#### [GIVEN EXERCISE]
Quote every line of the material beneath this one.

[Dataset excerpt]

+--

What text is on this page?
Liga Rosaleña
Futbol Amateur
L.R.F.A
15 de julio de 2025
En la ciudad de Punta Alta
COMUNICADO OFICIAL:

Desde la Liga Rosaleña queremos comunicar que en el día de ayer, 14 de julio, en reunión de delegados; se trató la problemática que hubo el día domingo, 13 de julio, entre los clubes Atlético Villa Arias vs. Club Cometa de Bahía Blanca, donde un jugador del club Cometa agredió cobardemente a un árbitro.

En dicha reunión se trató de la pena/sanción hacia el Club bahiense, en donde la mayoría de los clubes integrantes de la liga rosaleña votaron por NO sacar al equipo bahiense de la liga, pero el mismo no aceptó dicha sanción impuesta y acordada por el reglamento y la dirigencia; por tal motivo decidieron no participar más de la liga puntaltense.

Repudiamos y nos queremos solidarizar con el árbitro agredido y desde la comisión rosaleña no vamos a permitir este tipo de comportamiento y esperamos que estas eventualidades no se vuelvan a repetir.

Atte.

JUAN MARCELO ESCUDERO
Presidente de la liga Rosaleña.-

+--

#### [ANSWER TO THE PROBLEM]
What text is on this page?
Liga Rosaleña
Futbol Amateur
L.R.F.A
15 de julio de 2025
En la ciudad de Punta Alta
COMUNICADO OFICIAL:

Desde la Liga Rosaleña queremos comunicar que en el día de ayer, 14 de julio, en reunión de delegados; se trató la problemática que hubo el día domingo, 13 de julio, entre los clubes Atlético Villa Arias vs. Club Cometa de Bahía Blanca, donde un jugador del club Cometa agredió cobardemente a un árbitro.

En dicha reunión se trató de la pena/sanción hacia el Club bahiense, en donde la mayoría de los clubes integrantes de la liga rosaleña votaron por NO sacar al equipo bahiense de la liga, pero el mismo no aceptó dicha sanción impuesta y acordada por el reglamento y la dirigencia; por tal motivo decidieron no participar más de la liga puntaltense.

Repudiamos y nos queremos solidarizar con el árbitro agredido y desde la comisión rosaleña no vamos a permitir este tipo de comportamiento y esperamos que estas eventualidades no se vuelvan a repetir.

Atte.

JUAN MARCELO ESCUDERO
Presidente de la liga Rosaleña.-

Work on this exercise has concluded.